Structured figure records
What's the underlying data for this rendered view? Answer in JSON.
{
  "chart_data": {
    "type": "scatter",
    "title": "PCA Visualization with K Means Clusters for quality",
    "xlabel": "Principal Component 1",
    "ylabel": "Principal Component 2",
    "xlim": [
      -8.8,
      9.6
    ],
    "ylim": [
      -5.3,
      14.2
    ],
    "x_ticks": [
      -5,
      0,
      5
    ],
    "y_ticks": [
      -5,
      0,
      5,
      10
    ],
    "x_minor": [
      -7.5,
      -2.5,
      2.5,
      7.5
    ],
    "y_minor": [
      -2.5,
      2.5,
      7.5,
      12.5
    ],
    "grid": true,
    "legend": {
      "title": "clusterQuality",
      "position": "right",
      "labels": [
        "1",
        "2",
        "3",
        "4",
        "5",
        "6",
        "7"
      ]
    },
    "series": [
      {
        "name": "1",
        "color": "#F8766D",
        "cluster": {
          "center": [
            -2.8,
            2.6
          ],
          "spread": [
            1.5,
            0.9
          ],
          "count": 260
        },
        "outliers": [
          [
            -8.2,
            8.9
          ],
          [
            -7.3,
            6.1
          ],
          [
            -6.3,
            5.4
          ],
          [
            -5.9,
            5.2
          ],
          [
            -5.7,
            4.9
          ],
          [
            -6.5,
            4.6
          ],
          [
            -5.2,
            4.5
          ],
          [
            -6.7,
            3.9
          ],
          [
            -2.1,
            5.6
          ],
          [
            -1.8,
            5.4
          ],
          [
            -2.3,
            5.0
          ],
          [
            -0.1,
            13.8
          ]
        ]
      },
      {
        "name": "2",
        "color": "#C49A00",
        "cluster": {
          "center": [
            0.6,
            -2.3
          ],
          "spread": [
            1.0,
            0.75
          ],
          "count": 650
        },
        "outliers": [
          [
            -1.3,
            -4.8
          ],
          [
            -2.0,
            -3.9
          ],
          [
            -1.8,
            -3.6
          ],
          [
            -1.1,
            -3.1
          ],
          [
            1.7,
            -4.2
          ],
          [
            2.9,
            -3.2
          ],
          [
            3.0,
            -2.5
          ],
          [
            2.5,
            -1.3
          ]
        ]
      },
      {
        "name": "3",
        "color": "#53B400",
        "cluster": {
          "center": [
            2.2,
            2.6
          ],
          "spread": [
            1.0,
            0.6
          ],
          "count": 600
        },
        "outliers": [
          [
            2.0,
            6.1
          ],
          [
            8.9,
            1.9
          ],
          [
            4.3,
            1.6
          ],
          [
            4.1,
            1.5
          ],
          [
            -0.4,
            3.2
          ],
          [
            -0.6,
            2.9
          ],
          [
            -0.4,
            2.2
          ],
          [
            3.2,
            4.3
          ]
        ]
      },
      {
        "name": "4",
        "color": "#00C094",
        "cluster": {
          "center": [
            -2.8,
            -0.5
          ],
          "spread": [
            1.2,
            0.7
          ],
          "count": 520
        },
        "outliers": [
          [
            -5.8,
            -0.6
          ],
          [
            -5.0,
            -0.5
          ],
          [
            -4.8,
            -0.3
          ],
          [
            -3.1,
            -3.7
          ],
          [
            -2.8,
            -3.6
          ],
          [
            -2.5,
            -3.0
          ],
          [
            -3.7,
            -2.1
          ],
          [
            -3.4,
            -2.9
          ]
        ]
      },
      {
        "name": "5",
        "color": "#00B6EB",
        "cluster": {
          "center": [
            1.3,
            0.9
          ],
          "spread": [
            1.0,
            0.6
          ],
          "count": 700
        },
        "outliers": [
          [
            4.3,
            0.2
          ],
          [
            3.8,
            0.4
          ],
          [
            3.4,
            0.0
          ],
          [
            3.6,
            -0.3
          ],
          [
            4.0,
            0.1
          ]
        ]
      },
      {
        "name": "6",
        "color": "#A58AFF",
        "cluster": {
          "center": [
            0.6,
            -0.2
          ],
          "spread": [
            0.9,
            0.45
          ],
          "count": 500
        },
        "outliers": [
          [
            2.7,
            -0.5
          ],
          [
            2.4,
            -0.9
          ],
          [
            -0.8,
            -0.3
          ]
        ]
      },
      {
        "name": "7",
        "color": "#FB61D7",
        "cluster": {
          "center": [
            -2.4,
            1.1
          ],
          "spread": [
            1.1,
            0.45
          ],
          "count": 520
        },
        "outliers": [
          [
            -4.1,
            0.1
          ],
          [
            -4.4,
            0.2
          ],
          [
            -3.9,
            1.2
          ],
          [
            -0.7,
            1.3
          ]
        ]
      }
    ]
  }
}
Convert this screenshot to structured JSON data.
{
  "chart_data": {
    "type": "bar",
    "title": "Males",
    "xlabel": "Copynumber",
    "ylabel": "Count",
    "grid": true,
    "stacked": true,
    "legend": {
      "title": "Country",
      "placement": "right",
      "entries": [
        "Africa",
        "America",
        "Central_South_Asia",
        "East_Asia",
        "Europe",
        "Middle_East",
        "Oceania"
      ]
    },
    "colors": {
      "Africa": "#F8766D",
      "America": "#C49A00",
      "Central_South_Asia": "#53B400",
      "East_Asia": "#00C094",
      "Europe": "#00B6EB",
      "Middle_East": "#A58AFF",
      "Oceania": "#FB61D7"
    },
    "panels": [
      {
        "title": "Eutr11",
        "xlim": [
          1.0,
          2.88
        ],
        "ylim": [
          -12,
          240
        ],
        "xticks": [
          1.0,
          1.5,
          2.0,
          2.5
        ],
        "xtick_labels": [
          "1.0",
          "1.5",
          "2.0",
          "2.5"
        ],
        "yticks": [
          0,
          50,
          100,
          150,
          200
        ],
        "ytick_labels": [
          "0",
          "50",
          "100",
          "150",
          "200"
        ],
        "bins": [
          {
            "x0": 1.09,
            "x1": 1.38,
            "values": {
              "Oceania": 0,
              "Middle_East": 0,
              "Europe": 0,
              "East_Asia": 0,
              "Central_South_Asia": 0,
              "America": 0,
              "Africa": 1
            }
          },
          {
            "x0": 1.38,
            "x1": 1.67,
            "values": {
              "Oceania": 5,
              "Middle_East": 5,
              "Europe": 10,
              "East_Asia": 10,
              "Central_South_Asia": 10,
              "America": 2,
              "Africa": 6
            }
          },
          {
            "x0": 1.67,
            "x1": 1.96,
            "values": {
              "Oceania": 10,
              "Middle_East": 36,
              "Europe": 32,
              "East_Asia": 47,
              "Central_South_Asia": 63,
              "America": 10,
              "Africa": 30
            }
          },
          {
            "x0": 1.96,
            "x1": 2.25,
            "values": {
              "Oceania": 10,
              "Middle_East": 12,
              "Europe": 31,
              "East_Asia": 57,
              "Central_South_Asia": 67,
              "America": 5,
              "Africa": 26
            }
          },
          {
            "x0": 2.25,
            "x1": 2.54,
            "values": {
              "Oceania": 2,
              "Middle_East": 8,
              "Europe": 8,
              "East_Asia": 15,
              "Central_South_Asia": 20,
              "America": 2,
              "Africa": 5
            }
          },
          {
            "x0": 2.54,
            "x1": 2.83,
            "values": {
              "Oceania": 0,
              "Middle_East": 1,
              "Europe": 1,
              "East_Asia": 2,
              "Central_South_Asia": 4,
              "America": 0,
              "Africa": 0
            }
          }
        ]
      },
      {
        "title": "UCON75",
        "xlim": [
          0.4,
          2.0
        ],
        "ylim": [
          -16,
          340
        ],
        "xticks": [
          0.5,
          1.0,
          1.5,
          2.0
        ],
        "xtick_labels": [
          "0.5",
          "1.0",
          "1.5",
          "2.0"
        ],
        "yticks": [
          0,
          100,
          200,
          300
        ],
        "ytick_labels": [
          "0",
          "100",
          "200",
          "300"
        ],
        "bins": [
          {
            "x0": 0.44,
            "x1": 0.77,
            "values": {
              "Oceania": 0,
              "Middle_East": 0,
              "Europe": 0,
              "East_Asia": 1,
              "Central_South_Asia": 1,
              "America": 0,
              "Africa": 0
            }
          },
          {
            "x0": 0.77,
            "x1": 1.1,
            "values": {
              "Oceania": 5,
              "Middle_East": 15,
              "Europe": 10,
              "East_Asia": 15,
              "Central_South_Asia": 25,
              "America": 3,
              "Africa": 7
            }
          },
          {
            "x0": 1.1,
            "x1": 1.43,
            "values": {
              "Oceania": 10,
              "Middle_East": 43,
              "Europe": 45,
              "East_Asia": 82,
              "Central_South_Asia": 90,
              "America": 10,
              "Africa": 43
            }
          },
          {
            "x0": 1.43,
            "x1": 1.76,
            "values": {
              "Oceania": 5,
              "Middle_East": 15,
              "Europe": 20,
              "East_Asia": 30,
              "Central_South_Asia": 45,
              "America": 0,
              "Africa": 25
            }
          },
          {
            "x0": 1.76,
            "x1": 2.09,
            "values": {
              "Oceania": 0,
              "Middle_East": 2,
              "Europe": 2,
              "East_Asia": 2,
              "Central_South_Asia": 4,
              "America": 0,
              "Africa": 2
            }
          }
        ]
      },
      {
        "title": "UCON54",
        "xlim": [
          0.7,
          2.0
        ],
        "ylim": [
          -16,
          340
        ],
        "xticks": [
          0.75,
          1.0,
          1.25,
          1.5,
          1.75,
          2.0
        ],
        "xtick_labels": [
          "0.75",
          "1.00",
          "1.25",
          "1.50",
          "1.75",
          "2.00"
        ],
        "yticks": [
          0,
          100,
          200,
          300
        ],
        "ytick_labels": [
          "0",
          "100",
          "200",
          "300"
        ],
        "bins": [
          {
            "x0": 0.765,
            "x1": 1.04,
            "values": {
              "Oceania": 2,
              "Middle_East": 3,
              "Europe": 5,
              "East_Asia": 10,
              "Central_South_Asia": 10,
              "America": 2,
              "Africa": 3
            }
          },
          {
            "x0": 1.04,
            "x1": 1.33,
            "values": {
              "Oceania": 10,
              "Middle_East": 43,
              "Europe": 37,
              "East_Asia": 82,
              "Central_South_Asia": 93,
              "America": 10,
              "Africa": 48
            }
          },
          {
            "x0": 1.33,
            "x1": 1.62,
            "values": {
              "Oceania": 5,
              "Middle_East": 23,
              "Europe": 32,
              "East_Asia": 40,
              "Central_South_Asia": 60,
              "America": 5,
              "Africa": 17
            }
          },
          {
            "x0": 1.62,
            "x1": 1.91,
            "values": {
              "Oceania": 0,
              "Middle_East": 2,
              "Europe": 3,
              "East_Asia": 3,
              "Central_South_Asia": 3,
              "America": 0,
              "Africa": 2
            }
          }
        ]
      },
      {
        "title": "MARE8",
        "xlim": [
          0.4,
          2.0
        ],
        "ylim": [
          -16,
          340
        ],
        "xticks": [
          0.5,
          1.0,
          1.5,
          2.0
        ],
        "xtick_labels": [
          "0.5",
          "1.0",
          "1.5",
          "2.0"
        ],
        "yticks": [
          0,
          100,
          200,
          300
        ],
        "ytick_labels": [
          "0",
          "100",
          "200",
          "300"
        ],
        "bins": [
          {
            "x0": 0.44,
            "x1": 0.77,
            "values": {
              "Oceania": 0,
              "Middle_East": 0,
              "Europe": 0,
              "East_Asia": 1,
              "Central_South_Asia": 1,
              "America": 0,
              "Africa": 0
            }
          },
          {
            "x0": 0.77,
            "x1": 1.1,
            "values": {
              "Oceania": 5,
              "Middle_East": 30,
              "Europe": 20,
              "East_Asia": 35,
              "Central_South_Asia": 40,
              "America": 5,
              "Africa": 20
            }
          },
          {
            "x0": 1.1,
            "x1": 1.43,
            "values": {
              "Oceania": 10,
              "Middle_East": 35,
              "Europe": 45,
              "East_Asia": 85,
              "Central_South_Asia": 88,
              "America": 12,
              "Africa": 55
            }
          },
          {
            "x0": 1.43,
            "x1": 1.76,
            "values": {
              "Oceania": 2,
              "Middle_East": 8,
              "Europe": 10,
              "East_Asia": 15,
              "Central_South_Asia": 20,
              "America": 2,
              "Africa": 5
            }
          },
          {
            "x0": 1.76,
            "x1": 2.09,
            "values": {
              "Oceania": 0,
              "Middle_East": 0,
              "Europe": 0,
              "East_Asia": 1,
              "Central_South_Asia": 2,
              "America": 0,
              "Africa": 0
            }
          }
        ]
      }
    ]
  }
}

→ **The task**
Ascertain the number of lines in the entries that include the word "Principal", and report only that number.

→ **Written response**
2